== SUPPLIED INFORMATION

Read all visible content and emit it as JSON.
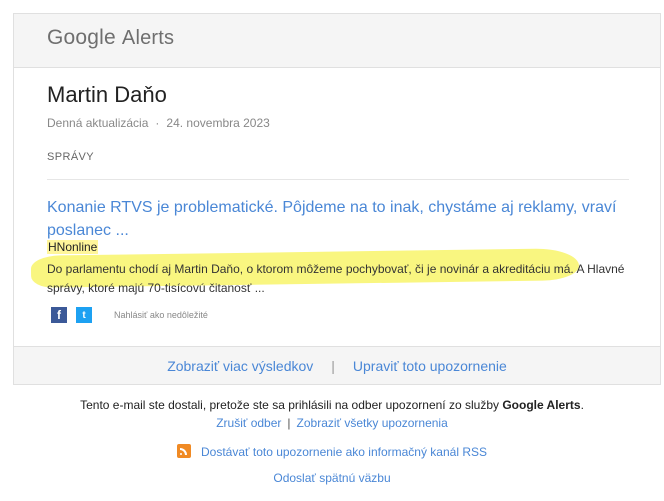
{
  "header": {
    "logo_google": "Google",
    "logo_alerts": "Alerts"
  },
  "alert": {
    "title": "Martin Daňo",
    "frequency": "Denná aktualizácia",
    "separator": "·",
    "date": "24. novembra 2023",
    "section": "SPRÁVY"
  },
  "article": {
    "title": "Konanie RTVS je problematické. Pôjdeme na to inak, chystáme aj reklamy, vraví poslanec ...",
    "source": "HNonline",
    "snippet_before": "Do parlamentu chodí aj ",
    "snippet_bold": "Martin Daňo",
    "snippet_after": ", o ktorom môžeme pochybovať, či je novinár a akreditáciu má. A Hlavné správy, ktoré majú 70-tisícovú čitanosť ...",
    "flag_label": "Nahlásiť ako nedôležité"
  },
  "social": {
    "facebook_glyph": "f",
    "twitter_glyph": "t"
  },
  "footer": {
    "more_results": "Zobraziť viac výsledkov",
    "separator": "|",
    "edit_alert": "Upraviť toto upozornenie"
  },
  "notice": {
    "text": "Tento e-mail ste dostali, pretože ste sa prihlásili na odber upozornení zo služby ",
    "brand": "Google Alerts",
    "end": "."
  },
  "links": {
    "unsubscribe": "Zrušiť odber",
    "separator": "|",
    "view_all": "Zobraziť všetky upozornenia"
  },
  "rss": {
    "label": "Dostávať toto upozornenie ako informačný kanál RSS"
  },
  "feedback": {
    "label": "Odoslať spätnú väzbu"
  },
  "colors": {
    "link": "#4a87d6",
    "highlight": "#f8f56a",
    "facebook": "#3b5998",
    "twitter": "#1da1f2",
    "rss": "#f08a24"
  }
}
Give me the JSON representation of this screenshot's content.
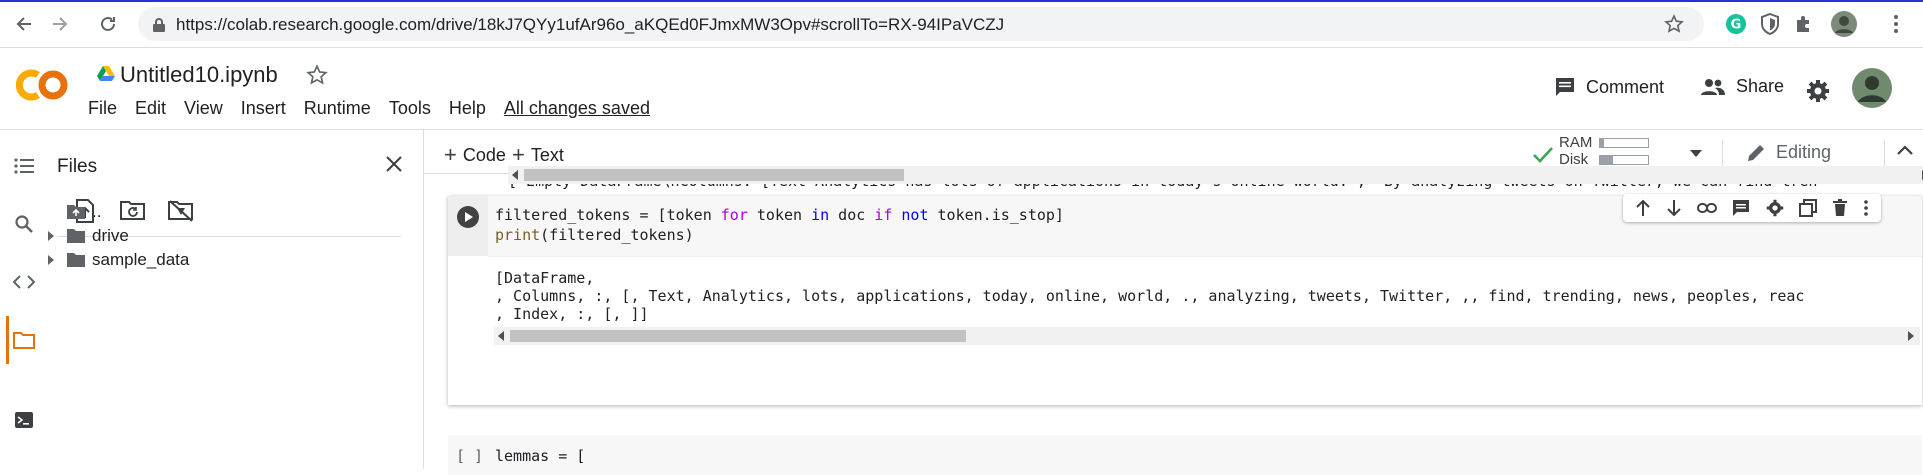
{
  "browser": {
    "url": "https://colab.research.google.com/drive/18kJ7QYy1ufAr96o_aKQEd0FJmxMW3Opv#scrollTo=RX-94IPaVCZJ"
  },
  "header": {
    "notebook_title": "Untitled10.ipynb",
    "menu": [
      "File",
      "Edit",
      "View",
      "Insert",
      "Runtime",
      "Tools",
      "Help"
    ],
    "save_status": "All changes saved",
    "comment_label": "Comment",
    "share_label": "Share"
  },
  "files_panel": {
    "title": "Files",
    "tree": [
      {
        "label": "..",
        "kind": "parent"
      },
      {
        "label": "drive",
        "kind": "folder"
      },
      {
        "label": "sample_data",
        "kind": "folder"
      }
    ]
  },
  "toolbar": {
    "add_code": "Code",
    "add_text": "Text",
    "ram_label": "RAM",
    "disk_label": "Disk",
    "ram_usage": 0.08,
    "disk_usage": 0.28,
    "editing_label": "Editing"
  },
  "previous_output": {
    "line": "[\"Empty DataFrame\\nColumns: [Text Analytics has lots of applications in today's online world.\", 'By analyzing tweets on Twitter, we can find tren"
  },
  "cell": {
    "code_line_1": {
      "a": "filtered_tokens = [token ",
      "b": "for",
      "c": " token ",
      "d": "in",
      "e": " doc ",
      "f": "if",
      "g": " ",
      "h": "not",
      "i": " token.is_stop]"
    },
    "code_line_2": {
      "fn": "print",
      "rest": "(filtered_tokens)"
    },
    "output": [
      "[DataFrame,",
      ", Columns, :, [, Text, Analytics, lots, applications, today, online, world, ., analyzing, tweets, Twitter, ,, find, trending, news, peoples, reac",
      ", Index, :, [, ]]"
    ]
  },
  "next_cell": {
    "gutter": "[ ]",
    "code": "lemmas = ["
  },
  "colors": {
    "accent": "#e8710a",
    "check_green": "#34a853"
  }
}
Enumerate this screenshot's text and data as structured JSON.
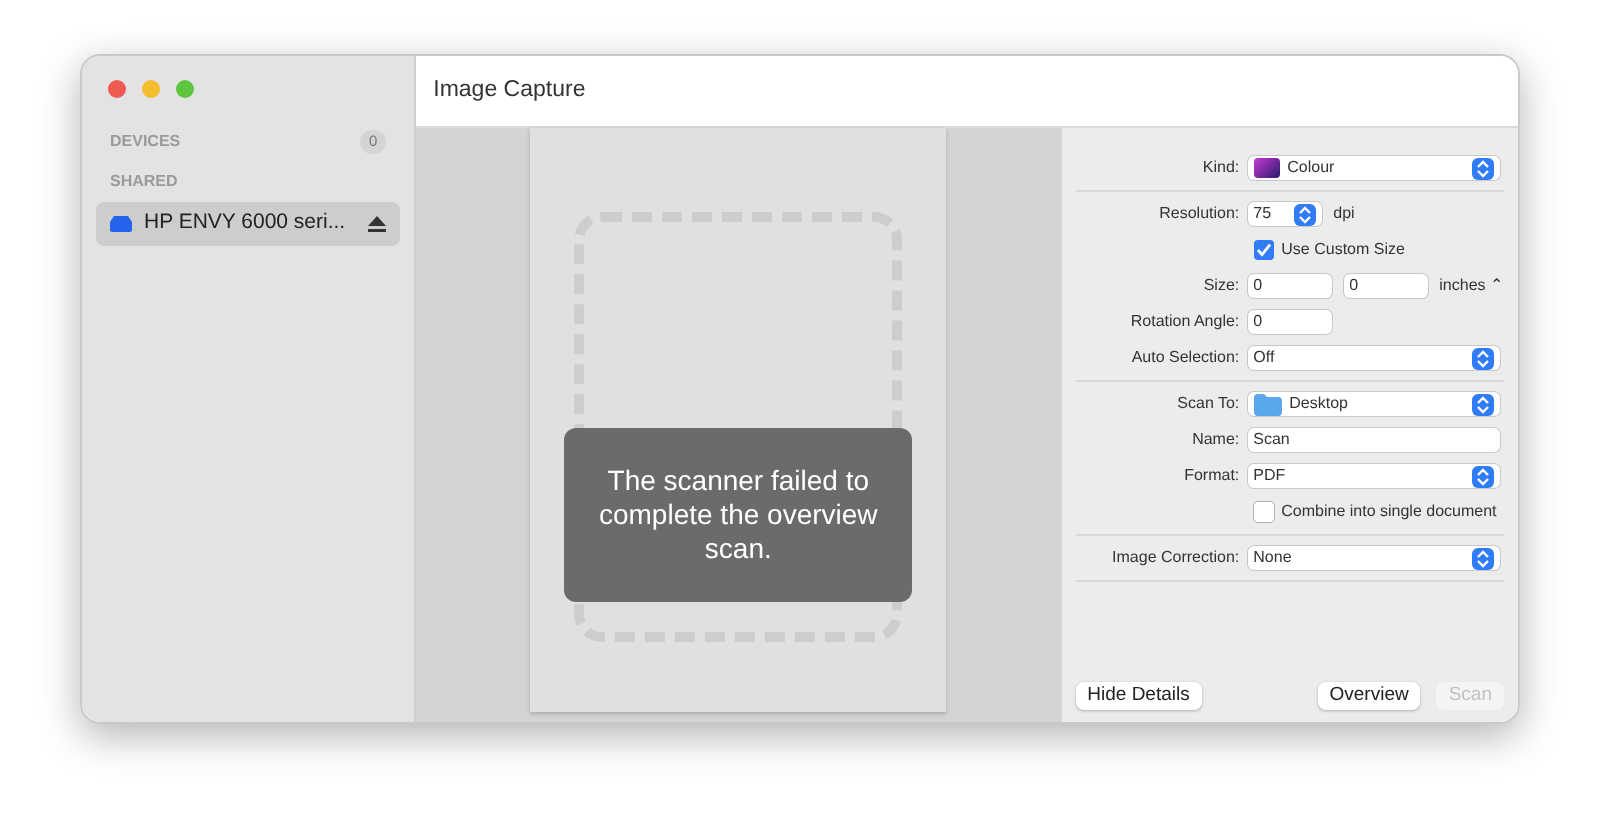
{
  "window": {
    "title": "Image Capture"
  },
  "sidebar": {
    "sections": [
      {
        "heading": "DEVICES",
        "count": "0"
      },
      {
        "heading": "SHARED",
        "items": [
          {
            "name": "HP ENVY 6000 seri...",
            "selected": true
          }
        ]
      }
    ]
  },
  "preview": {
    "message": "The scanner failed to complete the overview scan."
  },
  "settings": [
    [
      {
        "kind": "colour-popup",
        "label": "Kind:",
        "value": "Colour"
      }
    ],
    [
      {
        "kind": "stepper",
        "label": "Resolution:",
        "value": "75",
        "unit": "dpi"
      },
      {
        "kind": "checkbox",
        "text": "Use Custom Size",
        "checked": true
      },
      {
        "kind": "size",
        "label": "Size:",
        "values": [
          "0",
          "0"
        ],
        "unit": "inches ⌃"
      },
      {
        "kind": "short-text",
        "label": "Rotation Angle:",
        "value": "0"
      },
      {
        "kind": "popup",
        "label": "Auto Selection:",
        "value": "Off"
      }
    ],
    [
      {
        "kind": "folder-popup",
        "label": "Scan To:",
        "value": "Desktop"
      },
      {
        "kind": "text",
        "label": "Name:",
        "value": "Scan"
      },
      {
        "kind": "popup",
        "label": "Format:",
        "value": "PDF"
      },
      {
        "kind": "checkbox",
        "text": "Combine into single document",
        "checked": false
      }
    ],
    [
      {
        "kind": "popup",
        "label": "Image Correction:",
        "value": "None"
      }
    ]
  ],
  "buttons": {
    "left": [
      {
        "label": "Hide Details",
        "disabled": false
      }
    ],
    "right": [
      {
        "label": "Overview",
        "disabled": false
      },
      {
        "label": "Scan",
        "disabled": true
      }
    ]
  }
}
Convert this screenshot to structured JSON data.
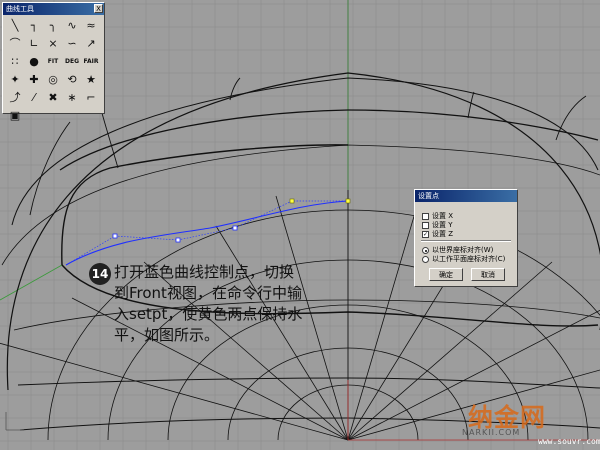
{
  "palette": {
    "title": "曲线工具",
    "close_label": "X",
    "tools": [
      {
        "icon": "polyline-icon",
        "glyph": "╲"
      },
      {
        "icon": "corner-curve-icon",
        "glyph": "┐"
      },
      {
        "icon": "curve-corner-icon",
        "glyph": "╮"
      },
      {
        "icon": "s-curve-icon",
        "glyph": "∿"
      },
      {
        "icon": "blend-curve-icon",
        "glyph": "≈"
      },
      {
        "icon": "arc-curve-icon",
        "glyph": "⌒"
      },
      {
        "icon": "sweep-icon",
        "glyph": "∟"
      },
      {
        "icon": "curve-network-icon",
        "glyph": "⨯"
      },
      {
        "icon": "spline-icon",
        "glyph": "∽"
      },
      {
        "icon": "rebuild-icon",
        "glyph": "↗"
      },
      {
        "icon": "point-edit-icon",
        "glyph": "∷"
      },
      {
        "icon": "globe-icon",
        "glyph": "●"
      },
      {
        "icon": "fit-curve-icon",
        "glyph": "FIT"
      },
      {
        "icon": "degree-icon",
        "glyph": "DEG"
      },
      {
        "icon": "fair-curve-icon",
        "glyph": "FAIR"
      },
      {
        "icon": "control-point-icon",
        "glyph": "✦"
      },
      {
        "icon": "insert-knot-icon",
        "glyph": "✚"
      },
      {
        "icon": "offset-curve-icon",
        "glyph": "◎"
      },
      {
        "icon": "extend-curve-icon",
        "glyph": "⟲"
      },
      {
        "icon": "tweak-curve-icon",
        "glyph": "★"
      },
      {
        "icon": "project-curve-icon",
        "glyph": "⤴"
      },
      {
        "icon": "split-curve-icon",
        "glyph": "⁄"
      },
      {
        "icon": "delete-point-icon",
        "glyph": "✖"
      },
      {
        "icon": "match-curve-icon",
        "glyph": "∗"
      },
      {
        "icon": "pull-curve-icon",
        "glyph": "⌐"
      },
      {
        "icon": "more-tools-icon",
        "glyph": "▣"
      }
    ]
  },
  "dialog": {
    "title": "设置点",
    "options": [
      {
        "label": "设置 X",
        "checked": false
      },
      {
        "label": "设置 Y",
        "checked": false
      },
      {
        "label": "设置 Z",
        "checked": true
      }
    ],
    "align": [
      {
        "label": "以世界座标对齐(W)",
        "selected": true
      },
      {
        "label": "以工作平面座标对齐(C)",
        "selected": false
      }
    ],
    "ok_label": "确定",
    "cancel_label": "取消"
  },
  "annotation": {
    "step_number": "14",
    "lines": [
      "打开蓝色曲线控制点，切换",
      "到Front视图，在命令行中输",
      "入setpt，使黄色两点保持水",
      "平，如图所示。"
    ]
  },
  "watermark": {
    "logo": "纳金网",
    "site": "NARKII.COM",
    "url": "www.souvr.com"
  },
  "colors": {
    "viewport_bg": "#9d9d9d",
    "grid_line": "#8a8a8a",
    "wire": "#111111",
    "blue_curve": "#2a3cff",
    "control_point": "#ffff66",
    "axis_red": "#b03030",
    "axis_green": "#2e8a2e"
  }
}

====

_GOAL_.
Copy out each line that contains the word "find".

_TASK RESPONSE_.
    "line": "[\"Empty DataFrame\\nColumns: [Text Analytics has lots of applications in today's online world.\", 'By analyzing tweets on Twitter, we can find tren"
      ", Columns, :, [, Text, Analytics, lots, applications, today, online, world, ., analyzing, tweets, Twitter, ,, find, trending, news, peoples, reac",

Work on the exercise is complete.